> **Aim of the exercise**
List all lines of the data that include the string "Profit".

** Begin **

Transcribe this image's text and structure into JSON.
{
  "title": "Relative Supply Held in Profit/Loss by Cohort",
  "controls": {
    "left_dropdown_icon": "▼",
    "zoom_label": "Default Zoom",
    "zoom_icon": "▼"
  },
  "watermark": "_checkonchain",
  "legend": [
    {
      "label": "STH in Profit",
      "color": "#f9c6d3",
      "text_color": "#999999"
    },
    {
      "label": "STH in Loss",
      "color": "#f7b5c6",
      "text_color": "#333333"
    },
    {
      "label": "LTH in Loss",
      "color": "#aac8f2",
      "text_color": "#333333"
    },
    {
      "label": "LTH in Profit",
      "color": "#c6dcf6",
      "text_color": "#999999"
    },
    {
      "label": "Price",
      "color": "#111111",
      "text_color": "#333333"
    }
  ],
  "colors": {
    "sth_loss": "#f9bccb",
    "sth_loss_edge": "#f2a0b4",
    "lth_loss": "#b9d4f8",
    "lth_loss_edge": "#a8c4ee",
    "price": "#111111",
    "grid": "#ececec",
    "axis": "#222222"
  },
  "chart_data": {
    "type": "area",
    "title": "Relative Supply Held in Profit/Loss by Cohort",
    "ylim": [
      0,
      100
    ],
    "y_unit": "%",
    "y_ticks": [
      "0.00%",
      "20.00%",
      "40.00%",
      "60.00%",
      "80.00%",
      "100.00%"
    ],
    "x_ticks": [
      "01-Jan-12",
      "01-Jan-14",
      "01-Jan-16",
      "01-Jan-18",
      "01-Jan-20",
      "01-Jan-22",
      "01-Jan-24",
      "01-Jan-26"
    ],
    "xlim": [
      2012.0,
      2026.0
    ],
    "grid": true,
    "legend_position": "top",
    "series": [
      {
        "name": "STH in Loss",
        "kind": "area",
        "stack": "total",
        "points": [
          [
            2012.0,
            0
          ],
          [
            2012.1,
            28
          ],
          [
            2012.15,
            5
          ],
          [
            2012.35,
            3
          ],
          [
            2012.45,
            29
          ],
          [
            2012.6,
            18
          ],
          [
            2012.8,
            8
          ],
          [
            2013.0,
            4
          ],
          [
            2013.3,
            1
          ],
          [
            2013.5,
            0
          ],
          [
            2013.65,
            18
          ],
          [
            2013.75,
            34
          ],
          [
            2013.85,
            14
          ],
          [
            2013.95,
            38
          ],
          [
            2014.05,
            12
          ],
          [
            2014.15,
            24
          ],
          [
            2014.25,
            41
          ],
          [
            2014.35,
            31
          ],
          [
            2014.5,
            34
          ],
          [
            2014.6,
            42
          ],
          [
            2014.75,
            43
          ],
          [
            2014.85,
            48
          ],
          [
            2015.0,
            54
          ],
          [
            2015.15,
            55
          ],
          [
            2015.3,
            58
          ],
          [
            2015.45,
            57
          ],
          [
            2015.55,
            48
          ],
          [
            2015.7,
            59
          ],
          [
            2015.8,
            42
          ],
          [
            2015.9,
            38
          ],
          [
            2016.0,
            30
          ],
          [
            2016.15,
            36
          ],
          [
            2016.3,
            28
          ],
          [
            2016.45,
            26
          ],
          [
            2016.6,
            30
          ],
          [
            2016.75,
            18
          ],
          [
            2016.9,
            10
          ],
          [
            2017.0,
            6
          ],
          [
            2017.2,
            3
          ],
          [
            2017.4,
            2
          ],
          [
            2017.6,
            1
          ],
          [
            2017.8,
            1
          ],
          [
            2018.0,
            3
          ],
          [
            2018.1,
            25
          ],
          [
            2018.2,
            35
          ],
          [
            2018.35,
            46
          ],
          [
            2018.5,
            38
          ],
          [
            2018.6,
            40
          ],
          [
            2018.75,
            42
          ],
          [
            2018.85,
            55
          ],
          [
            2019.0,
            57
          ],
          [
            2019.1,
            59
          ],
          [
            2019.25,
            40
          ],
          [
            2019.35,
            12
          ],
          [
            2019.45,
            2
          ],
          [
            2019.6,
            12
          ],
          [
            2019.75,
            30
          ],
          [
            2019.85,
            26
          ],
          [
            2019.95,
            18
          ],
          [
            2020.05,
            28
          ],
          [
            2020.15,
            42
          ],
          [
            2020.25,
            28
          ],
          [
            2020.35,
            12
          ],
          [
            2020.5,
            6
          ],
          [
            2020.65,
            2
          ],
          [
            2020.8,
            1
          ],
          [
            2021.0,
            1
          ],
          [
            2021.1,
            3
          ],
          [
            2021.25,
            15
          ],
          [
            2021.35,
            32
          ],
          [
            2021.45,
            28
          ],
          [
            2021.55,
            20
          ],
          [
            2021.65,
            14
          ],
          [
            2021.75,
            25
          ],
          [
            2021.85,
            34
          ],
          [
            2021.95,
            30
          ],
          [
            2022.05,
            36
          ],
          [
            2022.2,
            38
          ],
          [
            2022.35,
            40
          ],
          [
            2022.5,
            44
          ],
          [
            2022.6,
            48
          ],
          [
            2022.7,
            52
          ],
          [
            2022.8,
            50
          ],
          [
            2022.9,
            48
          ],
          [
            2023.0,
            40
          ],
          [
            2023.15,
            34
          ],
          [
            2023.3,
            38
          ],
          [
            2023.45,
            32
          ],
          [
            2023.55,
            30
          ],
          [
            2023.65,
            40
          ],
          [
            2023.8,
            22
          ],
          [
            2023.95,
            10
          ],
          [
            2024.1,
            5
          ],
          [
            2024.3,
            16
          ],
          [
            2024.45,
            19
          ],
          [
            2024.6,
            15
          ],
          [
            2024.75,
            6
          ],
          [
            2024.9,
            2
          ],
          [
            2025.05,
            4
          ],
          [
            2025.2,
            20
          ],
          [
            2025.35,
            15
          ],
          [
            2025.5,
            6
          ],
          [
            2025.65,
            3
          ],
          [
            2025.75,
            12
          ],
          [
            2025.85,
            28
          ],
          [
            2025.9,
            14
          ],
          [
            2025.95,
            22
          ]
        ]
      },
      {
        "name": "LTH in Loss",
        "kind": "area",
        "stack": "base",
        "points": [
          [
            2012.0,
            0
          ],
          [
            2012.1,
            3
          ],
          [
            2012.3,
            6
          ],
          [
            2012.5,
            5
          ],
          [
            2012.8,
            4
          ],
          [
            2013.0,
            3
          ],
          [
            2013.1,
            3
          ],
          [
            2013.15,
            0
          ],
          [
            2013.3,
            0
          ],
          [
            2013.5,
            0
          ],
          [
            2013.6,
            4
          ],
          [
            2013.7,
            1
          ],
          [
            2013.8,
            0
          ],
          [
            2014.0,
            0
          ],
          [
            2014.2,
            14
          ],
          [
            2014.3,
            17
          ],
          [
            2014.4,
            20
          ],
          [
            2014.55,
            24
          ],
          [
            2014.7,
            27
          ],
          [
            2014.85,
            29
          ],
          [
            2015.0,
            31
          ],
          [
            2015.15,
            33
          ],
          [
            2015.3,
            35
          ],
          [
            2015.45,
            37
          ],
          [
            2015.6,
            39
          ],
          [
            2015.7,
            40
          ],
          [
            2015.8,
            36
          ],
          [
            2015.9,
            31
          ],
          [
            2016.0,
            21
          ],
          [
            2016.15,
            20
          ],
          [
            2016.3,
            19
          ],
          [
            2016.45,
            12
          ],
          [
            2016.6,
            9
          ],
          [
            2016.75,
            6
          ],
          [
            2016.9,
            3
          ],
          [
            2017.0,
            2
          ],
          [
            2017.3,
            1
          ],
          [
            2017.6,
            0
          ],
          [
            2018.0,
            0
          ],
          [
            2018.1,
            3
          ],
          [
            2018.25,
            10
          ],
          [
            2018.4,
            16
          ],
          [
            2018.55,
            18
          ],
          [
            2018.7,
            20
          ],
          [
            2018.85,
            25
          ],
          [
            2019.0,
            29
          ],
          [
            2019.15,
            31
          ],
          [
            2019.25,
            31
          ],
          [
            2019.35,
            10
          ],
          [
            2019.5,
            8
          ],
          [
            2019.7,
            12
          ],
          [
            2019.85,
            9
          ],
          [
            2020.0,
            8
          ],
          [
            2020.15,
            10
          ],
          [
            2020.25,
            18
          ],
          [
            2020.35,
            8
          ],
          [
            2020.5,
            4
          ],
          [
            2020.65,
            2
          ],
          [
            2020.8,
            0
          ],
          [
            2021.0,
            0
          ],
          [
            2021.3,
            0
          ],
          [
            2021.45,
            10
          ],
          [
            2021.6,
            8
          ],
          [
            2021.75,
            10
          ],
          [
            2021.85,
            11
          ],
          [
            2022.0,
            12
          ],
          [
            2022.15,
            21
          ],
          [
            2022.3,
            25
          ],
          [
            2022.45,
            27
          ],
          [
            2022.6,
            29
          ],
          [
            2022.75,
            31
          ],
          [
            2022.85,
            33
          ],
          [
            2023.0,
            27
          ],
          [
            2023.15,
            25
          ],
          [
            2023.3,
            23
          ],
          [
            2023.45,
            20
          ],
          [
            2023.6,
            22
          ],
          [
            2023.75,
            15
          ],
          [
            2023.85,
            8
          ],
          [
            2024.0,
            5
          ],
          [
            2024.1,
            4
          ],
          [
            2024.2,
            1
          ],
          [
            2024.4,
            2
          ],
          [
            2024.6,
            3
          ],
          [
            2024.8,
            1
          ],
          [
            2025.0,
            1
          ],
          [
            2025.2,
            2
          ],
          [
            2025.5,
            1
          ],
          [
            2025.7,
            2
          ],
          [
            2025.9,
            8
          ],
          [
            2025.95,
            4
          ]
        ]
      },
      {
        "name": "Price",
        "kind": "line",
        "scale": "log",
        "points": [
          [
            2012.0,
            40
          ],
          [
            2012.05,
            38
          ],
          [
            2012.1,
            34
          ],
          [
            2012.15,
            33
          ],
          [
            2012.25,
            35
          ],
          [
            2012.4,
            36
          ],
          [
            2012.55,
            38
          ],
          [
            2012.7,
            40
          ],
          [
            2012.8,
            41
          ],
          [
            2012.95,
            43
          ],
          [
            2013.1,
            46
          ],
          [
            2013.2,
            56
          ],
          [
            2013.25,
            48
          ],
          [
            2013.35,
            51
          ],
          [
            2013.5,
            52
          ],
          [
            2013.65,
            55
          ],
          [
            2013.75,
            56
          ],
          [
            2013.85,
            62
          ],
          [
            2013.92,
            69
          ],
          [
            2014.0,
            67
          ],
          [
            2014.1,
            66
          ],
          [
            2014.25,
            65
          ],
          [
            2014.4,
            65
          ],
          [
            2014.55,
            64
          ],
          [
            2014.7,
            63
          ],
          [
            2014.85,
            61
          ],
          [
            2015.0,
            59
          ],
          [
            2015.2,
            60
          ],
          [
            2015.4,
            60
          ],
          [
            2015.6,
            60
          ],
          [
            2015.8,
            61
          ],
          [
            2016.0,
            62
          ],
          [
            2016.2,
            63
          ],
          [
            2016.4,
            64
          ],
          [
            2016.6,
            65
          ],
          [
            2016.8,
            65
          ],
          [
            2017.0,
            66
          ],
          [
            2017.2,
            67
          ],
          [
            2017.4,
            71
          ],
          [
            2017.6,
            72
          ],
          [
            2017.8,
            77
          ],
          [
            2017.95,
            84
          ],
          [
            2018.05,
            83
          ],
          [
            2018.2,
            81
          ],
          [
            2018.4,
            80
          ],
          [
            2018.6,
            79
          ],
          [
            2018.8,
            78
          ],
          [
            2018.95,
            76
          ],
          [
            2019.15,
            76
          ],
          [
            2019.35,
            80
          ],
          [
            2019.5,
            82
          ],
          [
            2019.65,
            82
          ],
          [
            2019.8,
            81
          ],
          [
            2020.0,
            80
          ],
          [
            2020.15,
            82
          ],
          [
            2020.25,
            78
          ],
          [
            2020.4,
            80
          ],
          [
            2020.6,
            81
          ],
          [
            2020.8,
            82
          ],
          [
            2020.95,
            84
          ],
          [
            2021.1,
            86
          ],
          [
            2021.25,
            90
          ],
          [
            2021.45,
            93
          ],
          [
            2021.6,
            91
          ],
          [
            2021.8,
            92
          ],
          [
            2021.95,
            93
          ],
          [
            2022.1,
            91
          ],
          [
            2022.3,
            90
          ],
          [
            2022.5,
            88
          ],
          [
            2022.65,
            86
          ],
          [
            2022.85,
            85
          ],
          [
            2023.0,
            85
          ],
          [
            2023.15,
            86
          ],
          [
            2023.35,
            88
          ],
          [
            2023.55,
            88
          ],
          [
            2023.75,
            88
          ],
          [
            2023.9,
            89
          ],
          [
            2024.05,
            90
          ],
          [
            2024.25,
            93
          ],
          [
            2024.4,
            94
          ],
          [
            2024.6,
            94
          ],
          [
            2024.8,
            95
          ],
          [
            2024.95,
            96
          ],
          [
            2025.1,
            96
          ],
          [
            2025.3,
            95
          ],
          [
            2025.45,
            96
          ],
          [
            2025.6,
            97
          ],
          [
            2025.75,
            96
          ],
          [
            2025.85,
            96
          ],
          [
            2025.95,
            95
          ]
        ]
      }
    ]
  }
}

** End **

> **Right answer**
  "title": "Relative Supply Held in Profit/Loss by Cohort",
      "label": "STH in Profit",
      "label": "LTH in Profit",
    "title": "Relative Supply Held in Profit/Loss by Cohort",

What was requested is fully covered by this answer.